* start Material shown *

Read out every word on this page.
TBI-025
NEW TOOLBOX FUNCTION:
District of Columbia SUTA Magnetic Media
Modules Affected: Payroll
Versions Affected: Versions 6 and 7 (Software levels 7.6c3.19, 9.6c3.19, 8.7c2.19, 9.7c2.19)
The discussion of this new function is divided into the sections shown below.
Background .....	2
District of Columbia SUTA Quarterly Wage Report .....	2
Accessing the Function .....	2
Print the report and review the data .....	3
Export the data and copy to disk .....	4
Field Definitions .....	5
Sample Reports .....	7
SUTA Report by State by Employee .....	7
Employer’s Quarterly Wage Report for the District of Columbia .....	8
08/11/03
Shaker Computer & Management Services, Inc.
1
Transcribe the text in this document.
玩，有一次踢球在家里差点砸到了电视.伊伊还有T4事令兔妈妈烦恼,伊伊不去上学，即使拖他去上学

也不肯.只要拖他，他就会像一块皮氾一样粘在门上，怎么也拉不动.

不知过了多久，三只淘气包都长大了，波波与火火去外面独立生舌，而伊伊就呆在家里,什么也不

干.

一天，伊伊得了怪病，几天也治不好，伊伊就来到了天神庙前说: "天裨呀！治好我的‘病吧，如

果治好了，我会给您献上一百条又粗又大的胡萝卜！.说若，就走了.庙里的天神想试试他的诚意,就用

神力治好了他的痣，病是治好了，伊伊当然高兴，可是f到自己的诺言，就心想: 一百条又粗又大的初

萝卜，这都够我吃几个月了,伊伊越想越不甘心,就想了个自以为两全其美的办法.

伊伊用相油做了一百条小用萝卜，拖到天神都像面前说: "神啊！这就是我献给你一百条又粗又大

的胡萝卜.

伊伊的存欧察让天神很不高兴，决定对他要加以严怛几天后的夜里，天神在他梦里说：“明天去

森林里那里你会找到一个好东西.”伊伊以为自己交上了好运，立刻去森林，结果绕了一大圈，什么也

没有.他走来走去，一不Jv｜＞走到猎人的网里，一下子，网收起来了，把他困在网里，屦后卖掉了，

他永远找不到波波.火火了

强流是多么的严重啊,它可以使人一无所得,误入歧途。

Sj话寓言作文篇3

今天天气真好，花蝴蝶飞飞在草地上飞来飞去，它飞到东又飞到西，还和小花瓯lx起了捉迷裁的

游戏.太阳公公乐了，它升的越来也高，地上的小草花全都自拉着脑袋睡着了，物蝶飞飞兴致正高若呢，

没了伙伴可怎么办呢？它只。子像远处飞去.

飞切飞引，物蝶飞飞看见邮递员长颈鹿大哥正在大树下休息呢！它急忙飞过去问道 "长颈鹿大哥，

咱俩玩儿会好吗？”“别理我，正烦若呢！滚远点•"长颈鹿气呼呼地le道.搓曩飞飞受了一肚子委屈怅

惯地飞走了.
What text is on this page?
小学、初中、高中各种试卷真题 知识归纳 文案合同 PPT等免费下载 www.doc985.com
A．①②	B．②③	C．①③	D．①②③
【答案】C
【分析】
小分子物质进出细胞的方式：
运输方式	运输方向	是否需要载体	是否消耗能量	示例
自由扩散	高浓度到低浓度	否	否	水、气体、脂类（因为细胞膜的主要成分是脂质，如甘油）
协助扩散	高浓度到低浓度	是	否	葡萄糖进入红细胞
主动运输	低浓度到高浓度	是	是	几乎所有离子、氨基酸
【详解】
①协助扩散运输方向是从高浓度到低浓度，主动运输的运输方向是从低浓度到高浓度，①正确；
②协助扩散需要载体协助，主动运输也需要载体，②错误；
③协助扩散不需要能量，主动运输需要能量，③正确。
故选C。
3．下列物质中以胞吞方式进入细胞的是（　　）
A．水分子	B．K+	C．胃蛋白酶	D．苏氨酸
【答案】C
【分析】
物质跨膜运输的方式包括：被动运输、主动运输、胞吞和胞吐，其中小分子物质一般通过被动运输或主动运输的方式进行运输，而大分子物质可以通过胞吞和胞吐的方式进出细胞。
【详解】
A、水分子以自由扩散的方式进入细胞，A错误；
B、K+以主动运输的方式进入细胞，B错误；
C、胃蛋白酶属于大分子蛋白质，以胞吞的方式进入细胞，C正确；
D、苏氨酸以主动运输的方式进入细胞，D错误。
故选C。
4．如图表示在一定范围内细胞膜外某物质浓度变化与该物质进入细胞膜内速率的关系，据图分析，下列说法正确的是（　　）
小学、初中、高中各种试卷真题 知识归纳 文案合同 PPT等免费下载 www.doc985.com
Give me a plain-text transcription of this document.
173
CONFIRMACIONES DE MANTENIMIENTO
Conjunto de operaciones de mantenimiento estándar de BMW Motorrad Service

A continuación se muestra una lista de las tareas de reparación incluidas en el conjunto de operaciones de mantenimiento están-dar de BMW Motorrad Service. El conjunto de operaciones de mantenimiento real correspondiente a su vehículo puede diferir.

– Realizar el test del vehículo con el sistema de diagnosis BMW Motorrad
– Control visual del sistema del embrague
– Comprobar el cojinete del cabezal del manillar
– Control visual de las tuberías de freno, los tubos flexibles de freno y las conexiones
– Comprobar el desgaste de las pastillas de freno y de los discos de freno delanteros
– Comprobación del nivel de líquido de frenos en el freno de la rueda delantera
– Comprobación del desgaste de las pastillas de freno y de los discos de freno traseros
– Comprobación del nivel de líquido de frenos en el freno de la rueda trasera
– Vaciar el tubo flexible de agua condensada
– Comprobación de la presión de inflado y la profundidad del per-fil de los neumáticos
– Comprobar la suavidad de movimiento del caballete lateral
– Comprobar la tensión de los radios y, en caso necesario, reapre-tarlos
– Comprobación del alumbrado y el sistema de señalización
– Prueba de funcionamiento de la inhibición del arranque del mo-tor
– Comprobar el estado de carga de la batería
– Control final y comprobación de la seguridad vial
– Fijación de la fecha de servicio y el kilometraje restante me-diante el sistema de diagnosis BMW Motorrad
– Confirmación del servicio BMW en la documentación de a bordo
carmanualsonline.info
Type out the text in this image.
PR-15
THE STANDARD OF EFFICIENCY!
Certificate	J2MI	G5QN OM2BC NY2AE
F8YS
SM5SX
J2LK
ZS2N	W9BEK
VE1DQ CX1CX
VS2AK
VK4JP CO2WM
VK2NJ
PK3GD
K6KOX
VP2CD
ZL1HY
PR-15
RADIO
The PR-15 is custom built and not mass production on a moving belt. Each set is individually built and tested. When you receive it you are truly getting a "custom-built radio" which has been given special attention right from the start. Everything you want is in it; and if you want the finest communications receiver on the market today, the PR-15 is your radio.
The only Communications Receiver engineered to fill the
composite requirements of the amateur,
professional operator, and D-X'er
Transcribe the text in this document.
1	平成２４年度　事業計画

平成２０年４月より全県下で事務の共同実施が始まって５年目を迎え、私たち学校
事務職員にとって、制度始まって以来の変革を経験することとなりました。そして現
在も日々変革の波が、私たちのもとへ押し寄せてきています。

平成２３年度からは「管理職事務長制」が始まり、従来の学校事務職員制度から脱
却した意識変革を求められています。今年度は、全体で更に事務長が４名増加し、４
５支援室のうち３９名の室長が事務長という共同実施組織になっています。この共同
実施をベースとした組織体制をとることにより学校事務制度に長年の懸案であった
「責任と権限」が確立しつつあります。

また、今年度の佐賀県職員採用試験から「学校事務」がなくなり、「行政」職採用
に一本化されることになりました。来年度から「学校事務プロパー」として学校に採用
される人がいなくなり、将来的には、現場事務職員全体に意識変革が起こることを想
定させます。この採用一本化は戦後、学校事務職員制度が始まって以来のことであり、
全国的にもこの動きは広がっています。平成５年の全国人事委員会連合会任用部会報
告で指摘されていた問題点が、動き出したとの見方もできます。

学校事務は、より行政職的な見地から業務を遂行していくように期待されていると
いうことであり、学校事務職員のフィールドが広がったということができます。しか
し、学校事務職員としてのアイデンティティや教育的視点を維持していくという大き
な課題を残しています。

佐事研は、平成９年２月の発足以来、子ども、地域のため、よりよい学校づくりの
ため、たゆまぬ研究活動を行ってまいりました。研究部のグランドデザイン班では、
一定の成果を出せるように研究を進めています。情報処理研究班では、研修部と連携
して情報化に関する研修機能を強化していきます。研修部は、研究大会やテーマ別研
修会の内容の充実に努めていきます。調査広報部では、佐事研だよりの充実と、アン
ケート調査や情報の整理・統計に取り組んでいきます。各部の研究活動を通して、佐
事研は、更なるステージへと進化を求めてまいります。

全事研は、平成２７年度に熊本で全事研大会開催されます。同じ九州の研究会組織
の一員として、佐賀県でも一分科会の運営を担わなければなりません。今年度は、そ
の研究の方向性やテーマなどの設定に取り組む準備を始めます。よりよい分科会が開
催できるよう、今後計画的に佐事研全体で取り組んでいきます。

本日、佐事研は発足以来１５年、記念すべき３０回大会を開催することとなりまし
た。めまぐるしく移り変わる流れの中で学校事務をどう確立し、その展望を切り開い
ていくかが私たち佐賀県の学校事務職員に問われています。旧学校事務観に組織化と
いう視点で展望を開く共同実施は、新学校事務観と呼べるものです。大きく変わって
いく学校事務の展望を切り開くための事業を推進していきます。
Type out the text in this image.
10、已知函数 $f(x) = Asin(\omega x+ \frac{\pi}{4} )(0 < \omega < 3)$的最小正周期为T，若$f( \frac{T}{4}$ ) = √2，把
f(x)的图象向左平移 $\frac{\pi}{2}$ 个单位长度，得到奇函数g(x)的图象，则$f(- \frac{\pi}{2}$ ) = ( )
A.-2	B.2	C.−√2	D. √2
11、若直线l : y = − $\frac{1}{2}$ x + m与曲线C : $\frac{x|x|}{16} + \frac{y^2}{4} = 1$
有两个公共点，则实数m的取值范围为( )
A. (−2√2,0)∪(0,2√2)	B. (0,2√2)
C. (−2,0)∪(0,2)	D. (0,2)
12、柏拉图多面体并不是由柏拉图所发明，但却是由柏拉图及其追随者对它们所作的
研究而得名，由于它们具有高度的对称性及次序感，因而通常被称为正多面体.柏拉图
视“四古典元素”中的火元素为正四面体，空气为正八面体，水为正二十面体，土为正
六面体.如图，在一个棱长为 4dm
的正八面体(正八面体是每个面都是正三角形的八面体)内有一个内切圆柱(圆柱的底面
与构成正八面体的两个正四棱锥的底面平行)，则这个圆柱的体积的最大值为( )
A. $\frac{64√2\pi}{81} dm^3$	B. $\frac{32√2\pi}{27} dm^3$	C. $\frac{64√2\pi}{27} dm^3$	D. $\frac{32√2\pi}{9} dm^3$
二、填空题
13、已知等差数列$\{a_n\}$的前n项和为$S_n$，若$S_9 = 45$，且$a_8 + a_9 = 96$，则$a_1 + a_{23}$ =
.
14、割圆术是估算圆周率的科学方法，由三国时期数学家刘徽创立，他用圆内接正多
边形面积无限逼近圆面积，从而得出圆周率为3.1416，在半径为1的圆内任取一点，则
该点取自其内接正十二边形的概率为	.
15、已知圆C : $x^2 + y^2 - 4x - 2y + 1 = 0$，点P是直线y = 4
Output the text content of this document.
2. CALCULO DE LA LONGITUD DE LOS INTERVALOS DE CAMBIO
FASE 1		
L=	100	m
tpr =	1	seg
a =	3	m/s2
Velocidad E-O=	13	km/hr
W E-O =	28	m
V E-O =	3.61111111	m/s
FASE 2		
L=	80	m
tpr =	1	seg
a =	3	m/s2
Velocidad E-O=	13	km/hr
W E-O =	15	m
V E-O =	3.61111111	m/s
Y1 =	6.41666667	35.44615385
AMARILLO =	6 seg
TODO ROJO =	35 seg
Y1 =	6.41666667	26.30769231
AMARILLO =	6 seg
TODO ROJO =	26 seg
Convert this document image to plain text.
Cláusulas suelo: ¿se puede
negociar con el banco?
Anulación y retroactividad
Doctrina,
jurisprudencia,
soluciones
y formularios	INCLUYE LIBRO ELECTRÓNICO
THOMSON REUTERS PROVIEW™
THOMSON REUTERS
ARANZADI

* end Material shown *

> _Task_
Pick out every line above that holds the word "今年度は" and copy it.

> _Exercise output_
却した意識変革を求められています。今年度は、全体で更に事務長が４名増加し、４
の一員として、佐賀県でも一分科会の運営を担わなければなりません。今年度は、そ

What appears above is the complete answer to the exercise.